* What is expected
Find the line containing "Type out the text in this image." in the entries; transcribe it and all remaining lines through the end, exactly as they appear, but not the pictures.

* Data listing
------------------------------------------------

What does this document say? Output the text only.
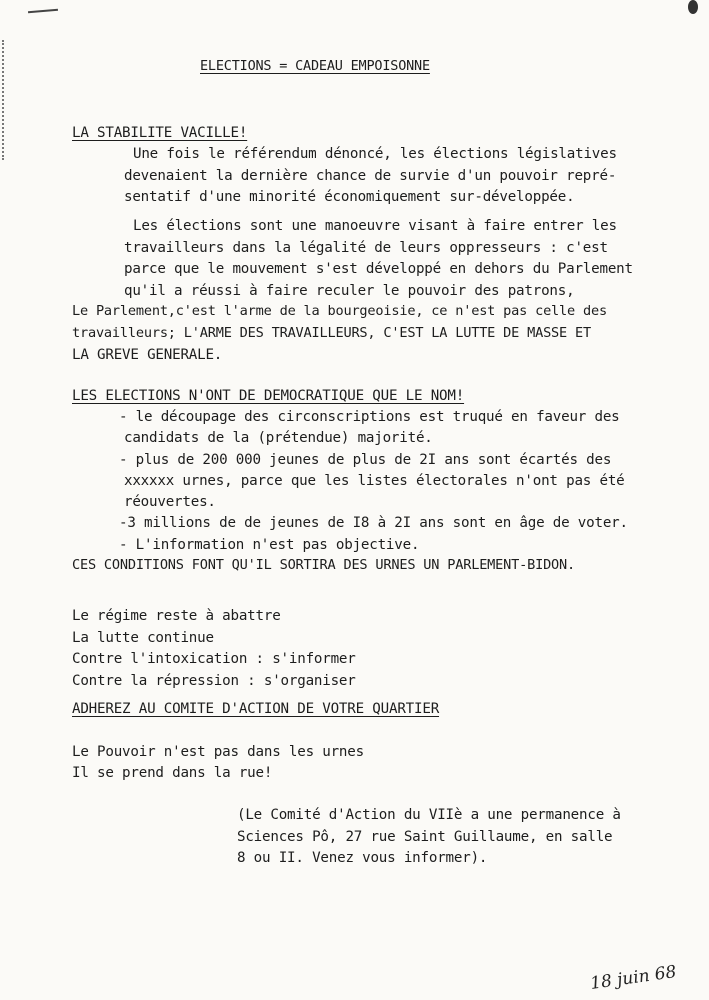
ELECTIONS = CADEAU EMPOISONNE
LA STABILITE VACILLE!
Une fois le référendum dénoncé, les élections législatives
devenaient la dernière chance de survie d'un pouvoir repré-
sentatif d'une minorité économiquement sur-développée.
Les élections sont une manoeuvre visant à faire entrer les
travailleurs dans la légalité de leurs oppresseurs : c'est
parce que le mouvement s'est développé en dehors du Parlement
qu'il a réussi à faire reculer le pouvoir des patrons,
Le Parlement,c'est l'arme de la bourgeoisie, ce n'est pas celle des
travailleurs; L'ARME DES TRAVAILLEURS, C'EST LA LUTTE DE MASSE ET
LA GREVE GENERALE.
LES ELECTIONS N'ONT DE DEMOCRATIQUE QUE LE NOM!
- le découpage des circonscriptions est truqué en faveur des
candidats de la (prétendue) majorité.
- plus de 200 000 jeunes de plus de 2I ans sont écartés des
xxxxxx urnes, parce que les listes électorales n'ont pas été
réouvertes.
-3 millions de de jeunes de I8 à 2I ans sont en âge de voter.
- L'information n'est pas objective.
CES CONDITIONS FONT QU'IL SORTIRA DES URNES UN PARLEMENT-BIDON.
Le régime reste à abattre
La lutte continue
Contre l'intoxication : s'informer
Contre la répression : s'organiser
ADHEREZ AU COMITE D'ACTION DE VOTRE QUARTIER
Le Pouvoir n'est pas dans les urnes
Il se prend dans la rue!
(Le Comité d'Action du VIIè a une permanence à
Sciences Pô, 27 rue Saint Guillaume, en salle
8 ou II. Venez vous informer).
18 juin 68
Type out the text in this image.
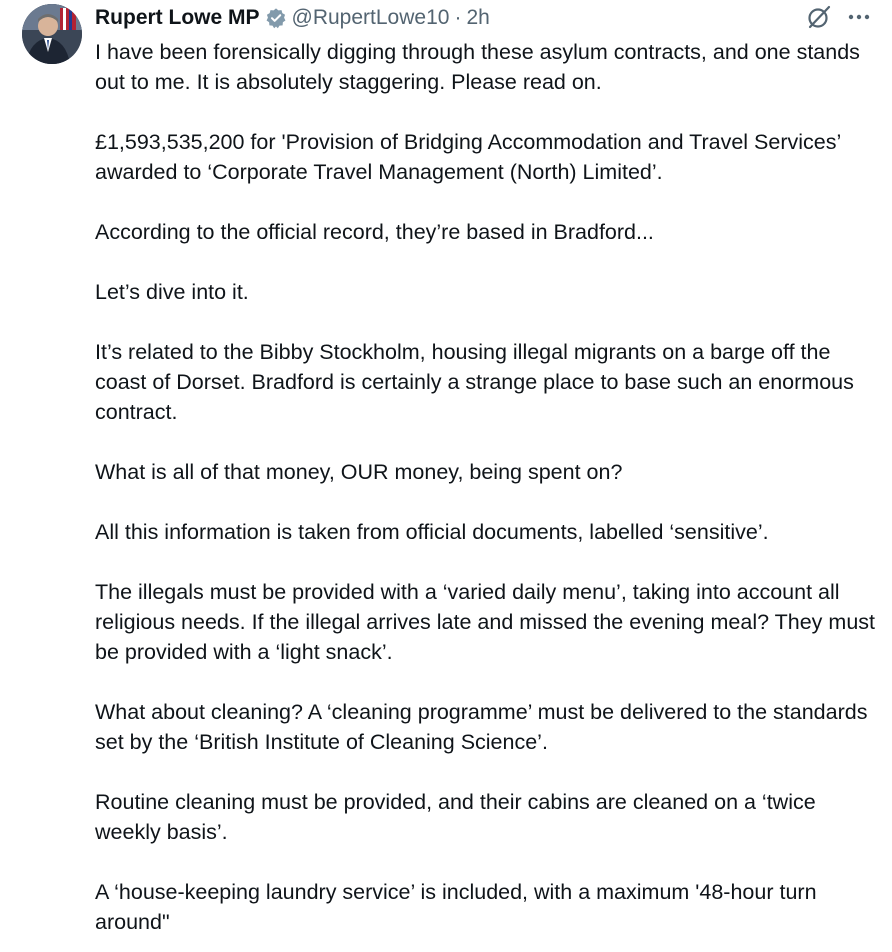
Rupert Lowe MP @RupertLowe10 · 2h

I have been forensically digging through these asylum contracts, and one stands out to me. It is absolutely staggering. Please read on.

£1,593,535,200 for 'Provision of Bridging Accommodation and Travel Services’ awarded to ‘Corporate Travel Management (North) Limited’.

According to the official record, they’re based in Bradford...

Let’s dive into it.

It’s related to the Bibby Stockholm, housing illegal migrants on a barge off the coast of Dorset. Bradford is certainly a strange place to base such an enormous contract.

What is all of that money, OUR money, being spent on?

All this information is taken from official documents, labelled ‘sensitive’.

The illegals must be provided with a ‘varied daily menu’, taking into account all religious needs. If the illegal arrives late and missed the evening meal? They must be provided with a ‘light snack’.

What about cleaning? A ‘cleaning programme’ must be delivered to the standards set by the ‘British Institute of Cleaning Science’.

Routine cleaning must be provided, and their cabins are cleaned on a ‘twice weekly basis’.

A ‘house-keeping laundry service’ is included, with a maximum '48-hour turn around"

------------------------------------------------

* Output for this exercise
Type out the text in this image.
Rupert Lowe MP @RupertLowe10 · 2h

I have been forensically digging through these asylum contracts, and one stands out to me. It is absolutely staggering. Please read on.

£1,593,535,200 for 'Provision of Bridging Accommodation and Travel Services’ awarded to ‘Corporate Travel Management (North) Limited’.

According to the official record, they’re based in Bradford...

Let’s dive into it.

It’s related to the Bibby Stockholm, housing illegal migrants on a barge off the coast of Dorset. Bradford is certainly a strange place to base such an enormous contract.

What is all of that money, OUR money, being spent on?

All this information is taken from official documents, labelled ‘sensitive’.

The illegals must be provided with a ‘varied daily menu’, taking into account all religious needs. If the illegal arrives late and missed the evening meal? They must be provided with a ‘light snack’.

What about cleaning? A ‘cleaning programme’ must be delivered to the standards set by the ‘British Institute of Cleaning Science’.

Routine cleaning must be provided, and their cabins are cleaned on a ‘twice weekly basis’.

A ‘house-keeping laundry service’ is included, with a maximum '48-hour turn around"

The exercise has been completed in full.